Job
Pull out every line below that holds the word "this".

Data excerpts
━━━━━━
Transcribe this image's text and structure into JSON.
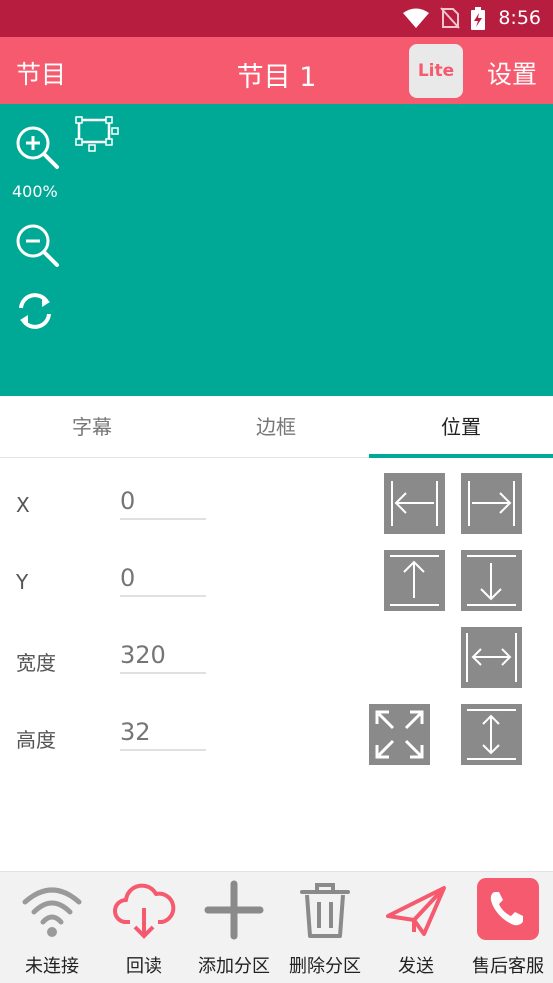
{
  "status_bar": {
    "time": "8:56"
  },
  "app_bar": {
    "left_label": "节目",
    "title": "节目 1",
    "lite_badge": "Lite",
    "settings_label": "设置"
  },
  "preview": {
    "zoom_level": "400%"
  },
  "tabs": [
    {
      "label": "字幕",
      "active": false
    },
    {
      "label": "边框",
      "active": false
    },
    {
      "label": "位置",
      "active": true
    }
  ],
  "form": {
    "x": {
      "label": "X",
      "placeholder": "0"
    },
    "y": {
      "label": "Y",
      "placeholder": "0"
    },
    "width": {
      "label": "宽度",
      "placeholder": "320"
    },
    "height": {
      "label": "高度",
      "placeholder": "32"
    }
  },
  "bottom_nav": [
    {
      "label": "未连接",
      "icon": "wifi-icon"
    },
    {
      "label": "回读",
      "icon": "cloud-download-icon"
    },
    {
      "label": "添加分区",
      "icon": "plus-icon"
    },
    {
      "label": "删除分区",
      "icon": "trash-icon"
    },
    {
      "label": "发送",
      "icon": "send-icon"
    },
    {
      "label": "售后客服",
      "icon": "phone-icon"
    }
  ],
  "colors": {
    "status_bar": "#b71d3e",
    "app_bar": "#f55a6e",
    "preview_bg": "#00a896",
    "tab_indicator": "#00a896",
    "align_button": "#8a8a8a",
    "accent_red": "#f55a6e"
  }
}
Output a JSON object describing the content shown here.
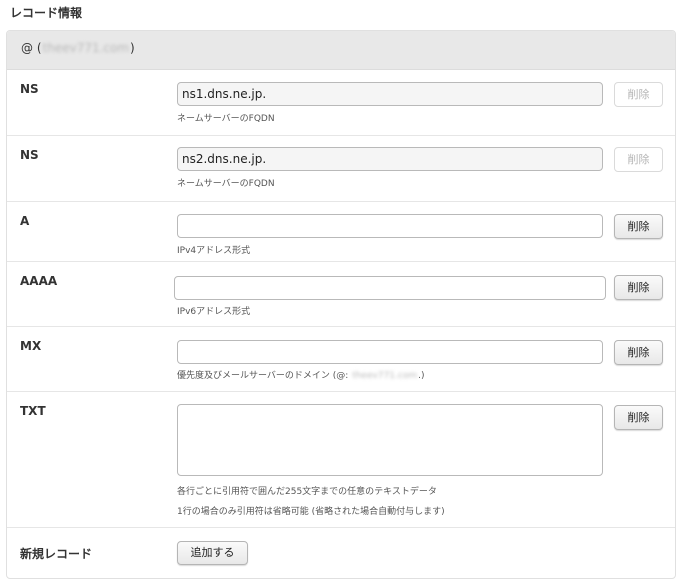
{
  "section_title": "レコード情報",
  "panel_header": {
    "at": "@",
    "open_paren": "(",
    "domain": "theev771.com",
    "close_paren": ")"
  },
  "rows": [
    {
      "type": "NS",
      "value": "ns1.dns.ne.jp.",
      "placeholder": "",
      "help": "ネームサーバーのFQDN",
      "delete_label": "削除",
      "delete_enabled": false
    },
    {
      "type": "NS",
      "value": "ns2.dns.ne.jp.",
      "placeholder": "",
      "help": "ネームサーバーのFQDN",
      "delete_label": "削除",
      "delete_enabled": false
    },
    {
      "type": "A",
      "value": "",
      "placeholder": "",
      "help": "IPv4アドレス形式",
      "delete_label": "削除",
      "delete_enabled": true
    },
    {
      "type": "AAAA",
      "value": "",
      "placeholder": "",
      "help": "IPv6アドレス形式",
      "delete_label": "削除",
      "delete_enabled": true
    },
    {
      "type": "MX",
      "value": "",
      "placeholder": "",
      "help_prefix": "優先度及びメールサーバーのドメイン (@:",
      "help_domain": "theev771.com",
      "help_suffix": ".)",
      "delete_label": "削除",
      "delete_enabled": true
    },
    {
      "type": "TXT",
      "value": "",
      "placeholder": "",
      "help": "各行ごとに引用符で囲んだ255文字までの任意のテキストデータ",
      "help2": "1行の場合のみ引用符は省略可能 (省略された場合自動付与します)",
      "delete_label": "削除",
      "delete_enabled": true
    }
  ],
  "new_record": {
    "label": "新規レコード",
    "add_label": "追加する"
  }
}
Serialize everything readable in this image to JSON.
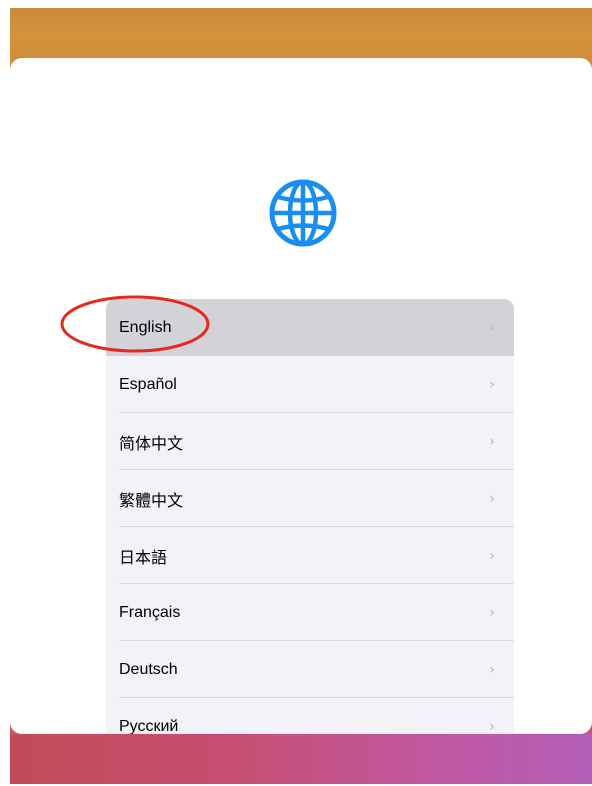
{
  "setup": {
    "globe_icon": "globe-icon",
    "accent_color": "#1a8df0",
    "highlight_color": "#e5291c",
    "chevron_glyph": "›",
    "languages": [
      {
        "label": "English",
        "selected": true
      },
      {
        "label": "Español"
      },
      {
        "label": "简体中文"
      },
      {
        "label": "繁體中文"
      },
      {
        "label": "日本語"
      },
      {
        "label": "Français"
      },
      {
        "label": "Deutsch"
      },
      {
        "label": "Русский"
      }
    ]
  }
}
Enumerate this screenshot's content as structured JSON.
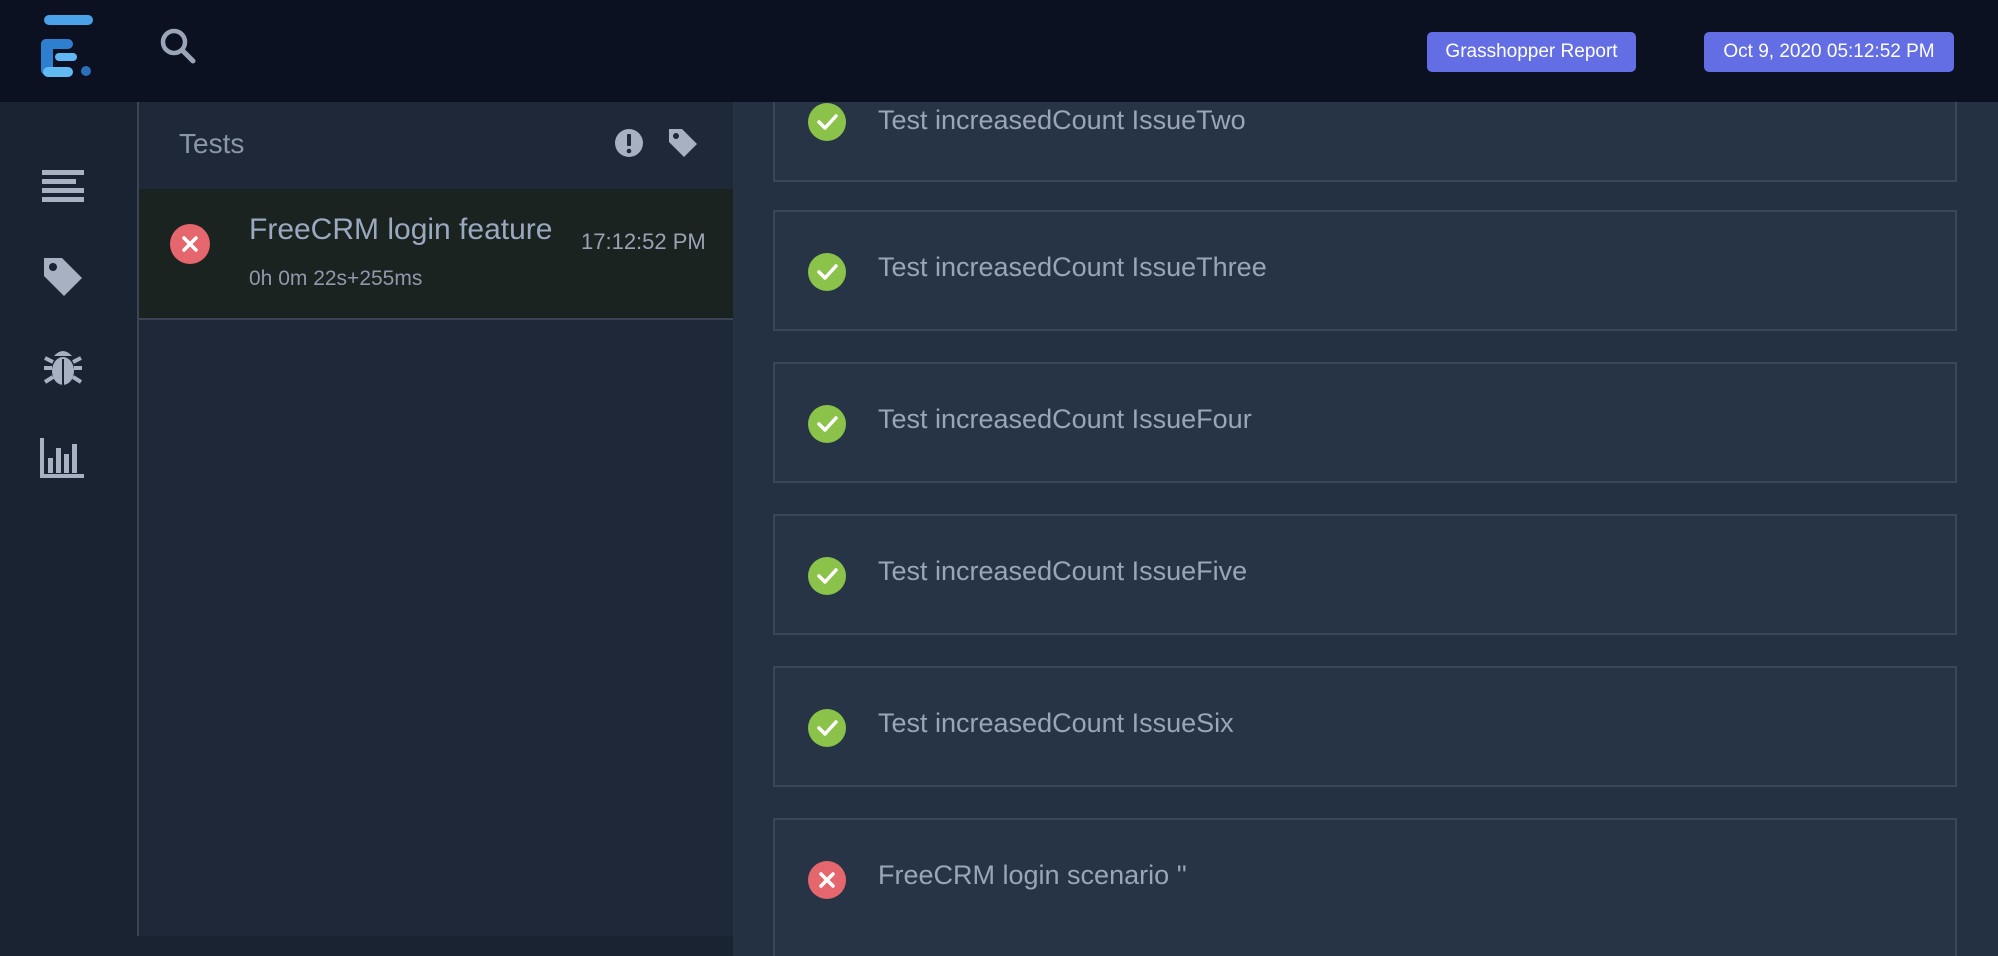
{
  "header": {
    "report_label": "Grasshopper Report",
    "date_label": "Oct 9, 2020 05:12:52 PM"
  },
  "sidebar": {
    "items": [
      {
        "icon": "list-icon"
      },
      {
        "icon": "tag-icon"
      },
      {
        "icon": "bug-icon"
      },
      {
        "icon": "bar-chart-icon"
      }
    ]
  },
  "tests_panel": {
    "title": "Tests",
    "tests": [
      {
        "name": "FreeCRM login feature",
        "duration": "0h 0m 22s+255ms",
        "time": "17:12:52 PM",
        "status": "fail"
      }
    ]
  },
  "content": {
    "nodes": [
      {
        "title": "Test increasedCount IssueTwo",
        "status": "pass"
      },
      {
        "title": "Test increasedCount IssueThree",
        "status": "pass"
      },
      {
        "title": "Test increasedCount IssueFour",
        "status": "pass"
      },
      {
        "title": "Test increasedCount IssueFive",
        "status": "pass"
      },
      {
        "title": "Test increasedCount IssueSix",
        "status": "pass"
      },
      {
        "title": "FreeCRM login scenario ''",
        "status": "fail"
      }
    ]
  },
  "colors": {
    "accent": "#636ee4",
    "pass": "#8bc34a",
    "fail": "#e5676d",
    "topbar": "#0b1120"
  }
}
━━━━━━
Exercise result
Transcribe this image's text and structure into JSON.
Serialize everything readable in this image to JSON.
Enumerate this screenshot's content as structured JSON.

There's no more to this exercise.